**Exercise instructions**
Read the listing and extract each line that includes the word "this".

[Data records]
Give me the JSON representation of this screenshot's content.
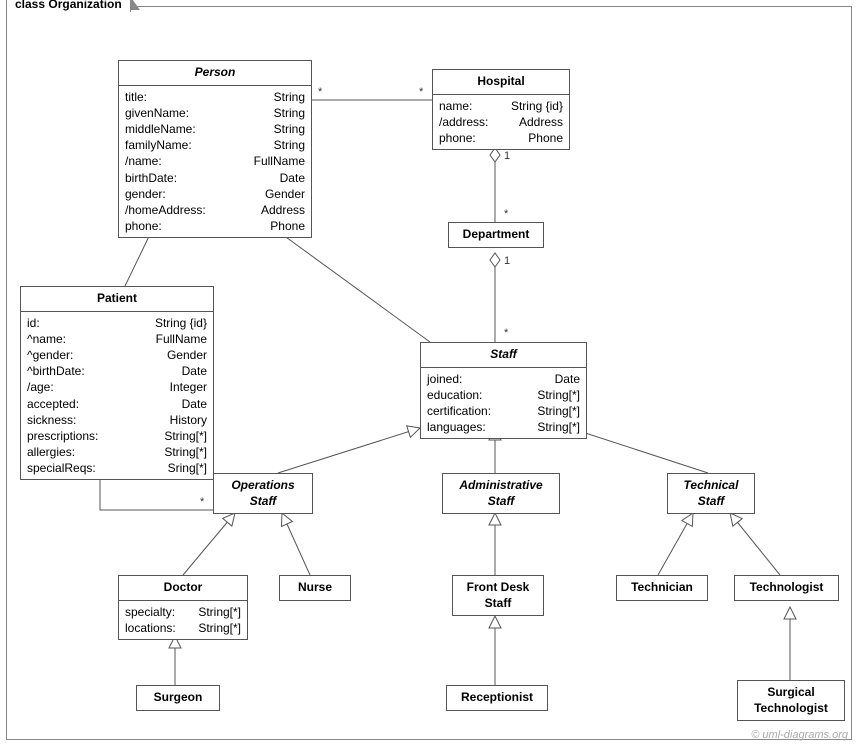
{
  "frame": {
    "label": "class Organization"
  },
  "copyright": "© uml-diagrams.org",
  "classes": {
    "person": {
      "name": "Person",
      "attrs": [
        {
          "n": "title:",
          "t": "String"
        },
        {
          "n": "givenName:",
          "t": "String"
        },
        {
          "n": "middleName:",
          "t": "String"
        },
        {
          "n": "familyName:",
          "t": "String"
        },
        {
          "n": "/name:",
          "t": "FullName"
        },
        {
          "n": "birthDate:",
          "t": "Date"
        },
        {
          "n": "gender:",
          "t": "Gender"
        },
        {
          "n": "/homeAddress:",
          "t": "Address"
        },
        {
          "n": "phone:",
          "t": "Phone"
        }
      ]
    },
    "hospital": {
      "name": "Hospital",
      "attrs": [
        {
          "n": "name:",
          "t": "String {id}"
        },
        {
          "n": "/address:",
          "t": "Address"
        },
        {
          "n": "phone:",
          "t": "Phone"
        }
      ]
    },
    "department": {
      "name": "Department",
      "attrs": []
    },
    "patient": {
      "name": "Patient",
      "attrs": [
        {
          "n": "id:",
          "t": "String {id}"
        },
        {
          "n": "^name:",
          "t": "FullName"
        },
        {
          "n": "^gender:",
          "t": "Gender"
        },
        {
          "n": "^birthDate:",
          "t": "Date"
        },
        {
          "n": "/age:",
          "t": "Integer"
        },
        {
          "n": "accepted:",
          "t": "Date"
        },
        {
          "n": "sickness:",
          "t": "History"
        },
        {
          "n": "prescriptions:",
          "t": "String[*]"
        },
        {
          "n": "allergies:",
          "t": "String[*]"
        },
        {
          "n": "specialReqs:",
          "t": "Sring[*]"
        }
      ]
    },
    "staff": {
      "name": "Staff",
      "attrs": [
        {
          "n": "joined:",
          "t": "Date"
        },
        {
          "n": "education:",
          "t": "String[*]"
        },
        {
          "n": "certification:",
          "t": "String[*]"
        },
        {
          "n": "languages:",
          "t": "String[*]"
        }
      ]
    },
    "opsStaff": {
      "name": "Operations\nStaff",
      "attrs": []
    },
    "adminStaff": {
      "name": "Administrative\nStaff",
      "attrs": []
    },
    "techStaff": {
      "name": "Technical\nStaff",
      "attrs": []
    },
    "doctor": {
      "name": "Doctor",
      "attrs": [
        {
          "n": "specialty:",
          "t": "String[*]"
        },
        {
          "n": "locations:",
          "t": "String[*]"
        }
      ]
    },
    "nurse": {
      "name": "Nurse",
      "attrs": []
    },
    "frontDesk": {
      "name": "Front Desk\nStaff",
      "attrs": []
    },
    "technician": {
      "name": "Technician",
      "attrs": []
    },
    "technologist": {
      "name": "Technologist",
      "attrs": []
    },
    "surgeon": {
      "name": "Surgeon",
      "attrs": []
    },
    "receptionist": {
      "name": "Receptionist",
      "attrs": []
    },
    "surgTech": {
      "name": "Surgical\nTechnologist",
      "attrs": []
    }
  },
  "mults": {
    "m1": "*",
    "m2": "*",
    "m3": "1",
    "m4": "*",
    "m5": "1",
    "m6": "*",
    "m7": "*",
    "m8": "*"
  }
}
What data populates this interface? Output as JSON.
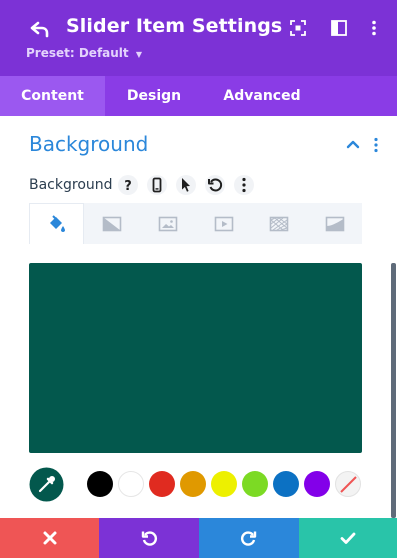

**Response to the exercise**
Give me the JSON representation of this screenshot's content.
What data populates this interface? Output as JSON.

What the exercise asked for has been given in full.